[BEGIN]
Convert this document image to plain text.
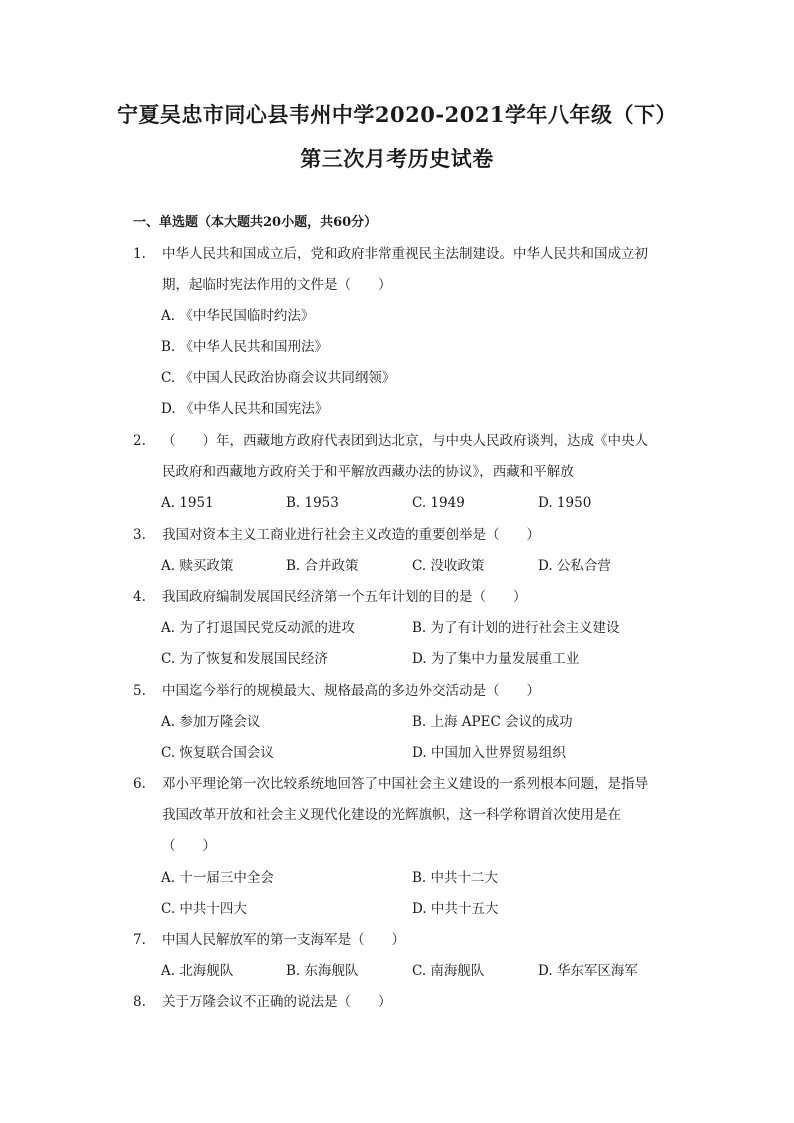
宁夏吴忠市同心县韦州中学2020-2021学年八年级（下）
第三次月考历史试卷
一、单选题（本大题共20小题，共60分）
1. 中华人民共和国成立后，党和政府非常重视民主法制建设。中华人民共和国成立初
期，起临时宪法作用的文件是（　　）
A. 《中华民国临时约法》
B. 《中华人民共和国刑法》
C. 《中国人民政治协商会议共同纲领》
D. 《中华人民共和国宪法》
2. （　　）年，西藏地方政府代表团到达北京，与中央人民政府谈判，达成《中央人
民政府和西藏地方政府关于和平解放西藏办法的协议》，西藏和平解放
A. 1951	B. 1953	C. 1949	D. 1950
3. 我国对资本主义工商业进行社会主义改造的重要创举是（　　）
A. 赎买政策	B. 合并政策	C. 没收政策	D. 公私合营
4. 我国政府编制发展国民经济第一个五年计划的目的是（　　）
A. 为了打退国民党反动派的进攻	B. 为了有计划的进行社会主义建设
C. 为了恢复和发展国民经济	D. 为了集中力量发展重工业
5. 中国迄今举行的规模最大、规格最高的多边外交活动是（　　）
A. 参加万隆会议	B. 上海 APEC 会议的成功
C. 恢复联合国会议	D. 中国加入世界贸易组织
6. 邓小平理论第一次比较系统地回答了中国社会主义建设的一系列根本问题，是指导
我国改革开放和社会主义现代化建设的光辉旗帜，这一科学称谓首次使用是在
（　　）
A. 十一届三中全会	B. 中共十二大
C. 中共十四大	D. 中共十五大
7. 中国人民解放军的第一支海军是（　　）
A. 北海舰队	B. 东海舰队	C. 南海舰队	D. 华东军区海军
8. 关于万隆会议不正确的说法是（　　）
[END]
#### [PROBLEM REQUIREMENTS]
Write the entries above out again exactly, but not the pictures.

#### [EXERCISE RESULT]
Convert this document image to plain text.
宁夏吴忠市同心县韦州中学2020-2021学年八年级（下）
第三次月考历史试卷
一、单选题（本大题共20小题，共60分）
1. 中华人民共和国成立后，党和政府非常重视民主法制建设。中华人民共和国成立初
期，起临时宪法作用的文件是（　　）
A. 《中华民国临时约法》
B. 《中华人民共和国刑法》
C. 《中国人民政治协商会议共同纲领》
D. 《中华人民共和国宪法》
2. （　　）年，西藏地方政府代表团到达北京，与中央人民政府谈判，达成《中央人
民政府和西藏地方政府关于和平解放西藏办法的协议》，西藏和平解放
A. 1951	B. 1953	C. 1949	D. 1950
3. 我国对资本主义工商业进行社会主义改造的重要创举是（　　）
A. 赎买政策	B. 合并政策	C. 没收政策	D. 公私合营
4. 我国政府编制发展国民经济第一个五年计划的目的是（　　）
A. 为了打退国民党反动派的进攻	B. 为了有计划的进行社会主义建设
C. 为了恢复和发展国民经济	D. 为了集中力量发展重工业
5. 中国迄今举行的规模最大、规格最高的多边外交活动是（　　）
A. 参加万隆会议	B. 上海 APEC 会议的成功
C. 恢复联合国会议	D. 中国加入世界贸易组织
6. 邓小平理论第一次比较系统地回答了中国社会主义建设的一系列根本问题，是指导
我国改革开放和社会主义现代化建设的光辉旗帜，这一科学称谓首次使用是在
（　　）
A. 十一届三中全会	B. 中共十二大
C. 中共十四大	D. 中共十五大
7. 中国人民解放军的第一支海军是（　　）
A. 北海舰队	B. 东海舰队	C. 南海舰队	D. 华东军区海军
8. 关于万隆会议不正确的说法是（　　）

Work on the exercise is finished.